- **GIVEN PROBLEM**: Find the lines below that contain the string "icon". Copy each one.

- **DATA FOR THE TASK**:

╭──

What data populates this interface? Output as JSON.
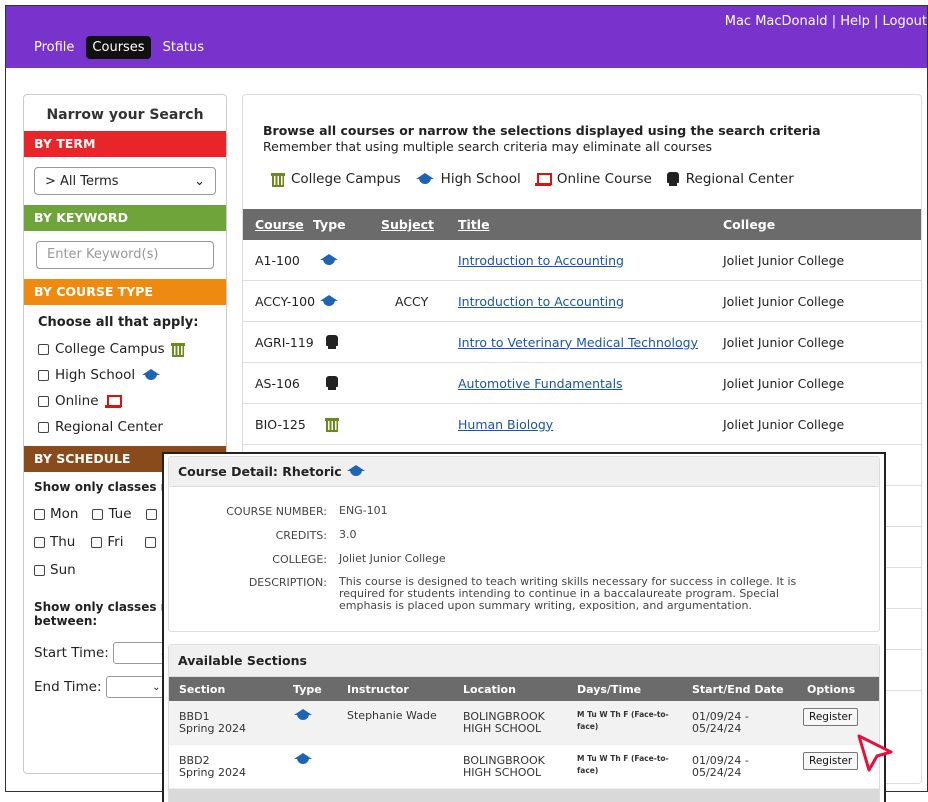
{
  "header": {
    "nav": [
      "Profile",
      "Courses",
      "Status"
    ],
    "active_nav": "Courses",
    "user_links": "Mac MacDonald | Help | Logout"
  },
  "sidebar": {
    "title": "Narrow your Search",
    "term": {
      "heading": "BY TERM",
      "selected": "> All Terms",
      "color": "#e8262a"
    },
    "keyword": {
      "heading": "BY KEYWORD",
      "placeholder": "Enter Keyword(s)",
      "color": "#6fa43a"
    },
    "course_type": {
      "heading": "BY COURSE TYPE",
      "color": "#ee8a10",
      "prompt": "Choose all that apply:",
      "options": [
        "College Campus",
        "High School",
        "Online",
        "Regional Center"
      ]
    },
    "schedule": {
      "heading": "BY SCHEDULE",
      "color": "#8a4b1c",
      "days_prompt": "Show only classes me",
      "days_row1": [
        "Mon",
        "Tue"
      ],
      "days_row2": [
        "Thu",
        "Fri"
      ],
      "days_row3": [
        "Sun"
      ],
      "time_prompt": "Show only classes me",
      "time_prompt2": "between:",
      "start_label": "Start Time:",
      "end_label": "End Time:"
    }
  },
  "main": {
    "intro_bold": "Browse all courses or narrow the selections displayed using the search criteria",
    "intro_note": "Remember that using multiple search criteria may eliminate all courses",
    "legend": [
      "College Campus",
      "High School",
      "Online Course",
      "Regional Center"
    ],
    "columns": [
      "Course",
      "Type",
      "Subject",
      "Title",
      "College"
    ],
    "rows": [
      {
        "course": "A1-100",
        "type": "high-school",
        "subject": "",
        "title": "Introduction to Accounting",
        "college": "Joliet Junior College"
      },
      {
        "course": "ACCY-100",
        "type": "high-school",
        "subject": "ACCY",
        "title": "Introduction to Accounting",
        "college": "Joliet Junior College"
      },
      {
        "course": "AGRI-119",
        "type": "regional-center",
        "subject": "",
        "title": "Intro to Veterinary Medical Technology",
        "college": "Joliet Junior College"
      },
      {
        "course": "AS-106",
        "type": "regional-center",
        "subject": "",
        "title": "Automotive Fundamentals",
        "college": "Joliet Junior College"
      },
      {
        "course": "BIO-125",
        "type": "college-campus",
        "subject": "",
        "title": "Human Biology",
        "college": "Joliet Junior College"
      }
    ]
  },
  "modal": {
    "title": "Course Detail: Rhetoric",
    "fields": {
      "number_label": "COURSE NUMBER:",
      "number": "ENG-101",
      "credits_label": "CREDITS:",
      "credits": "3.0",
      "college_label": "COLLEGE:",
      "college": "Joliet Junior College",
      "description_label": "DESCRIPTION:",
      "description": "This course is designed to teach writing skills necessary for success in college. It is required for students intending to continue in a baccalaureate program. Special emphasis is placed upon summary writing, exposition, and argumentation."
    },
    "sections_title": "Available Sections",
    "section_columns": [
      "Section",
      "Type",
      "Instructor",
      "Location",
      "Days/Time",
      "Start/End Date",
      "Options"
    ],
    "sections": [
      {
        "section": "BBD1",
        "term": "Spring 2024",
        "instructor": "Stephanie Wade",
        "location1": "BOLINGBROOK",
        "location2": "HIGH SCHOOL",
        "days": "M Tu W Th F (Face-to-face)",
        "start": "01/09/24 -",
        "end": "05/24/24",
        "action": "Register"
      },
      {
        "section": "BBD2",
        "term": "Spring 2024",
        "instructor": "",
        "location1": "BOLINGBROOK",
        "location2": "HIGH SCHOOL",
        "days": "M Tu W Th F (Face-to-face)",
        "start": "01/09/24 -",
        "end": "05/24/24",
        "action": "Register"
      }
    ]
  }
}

╰──
╭──

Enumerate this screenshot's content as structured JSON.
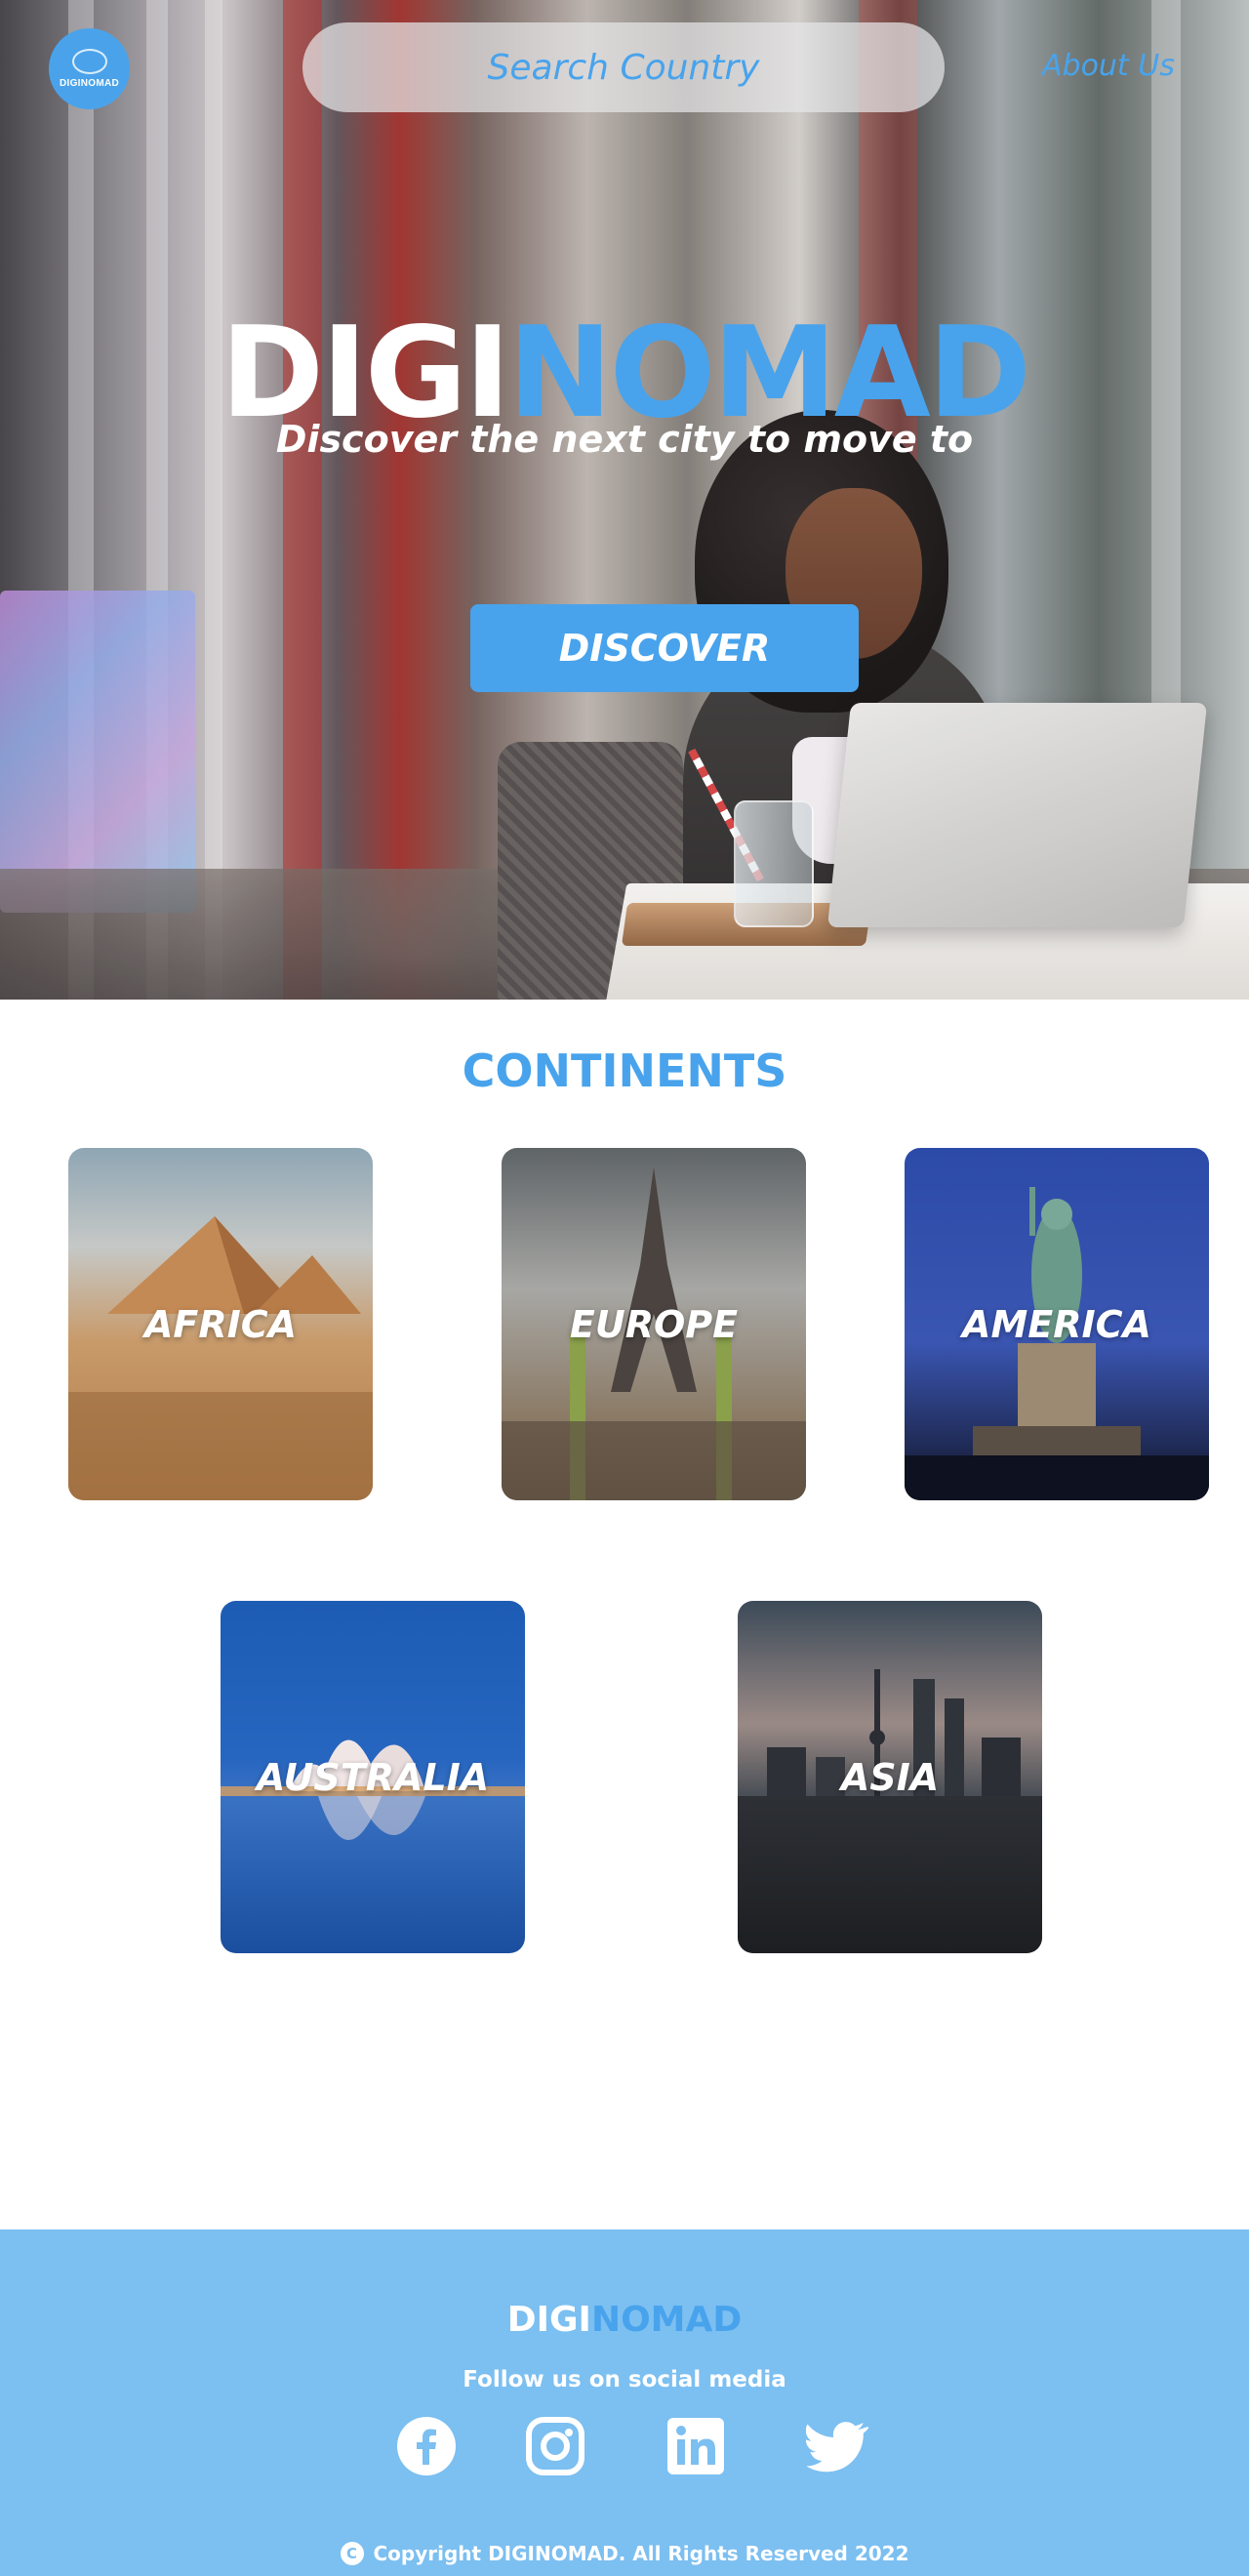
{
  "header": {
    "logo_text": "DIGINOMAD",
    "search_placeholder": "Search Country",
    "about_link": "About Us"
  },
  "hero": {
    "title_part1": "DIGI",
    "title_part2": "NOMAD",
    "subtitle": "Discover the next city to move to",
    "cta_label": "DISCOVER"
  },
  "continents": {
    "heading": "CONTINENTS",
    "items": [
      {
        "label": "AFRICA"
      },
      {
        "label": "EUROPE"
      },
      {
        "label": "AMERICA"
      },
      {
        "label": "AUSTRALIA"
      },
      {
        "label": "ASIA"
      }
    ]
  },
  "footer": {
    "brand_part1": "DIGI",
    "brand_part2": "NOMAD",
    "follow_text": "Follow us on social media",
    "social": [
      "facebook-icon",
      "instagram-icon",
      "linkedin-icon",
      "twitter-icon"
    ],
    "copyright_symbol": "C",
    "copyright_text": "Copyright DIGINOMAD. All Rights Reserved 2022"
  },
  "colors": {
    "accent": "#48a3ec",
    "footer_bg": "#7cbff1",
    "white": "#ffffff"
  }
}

╰──

- **TASK RESULT**:
      "facebook-icon",
      "instagram-icon",
      "linkedin-icon",
      "twitter-icon"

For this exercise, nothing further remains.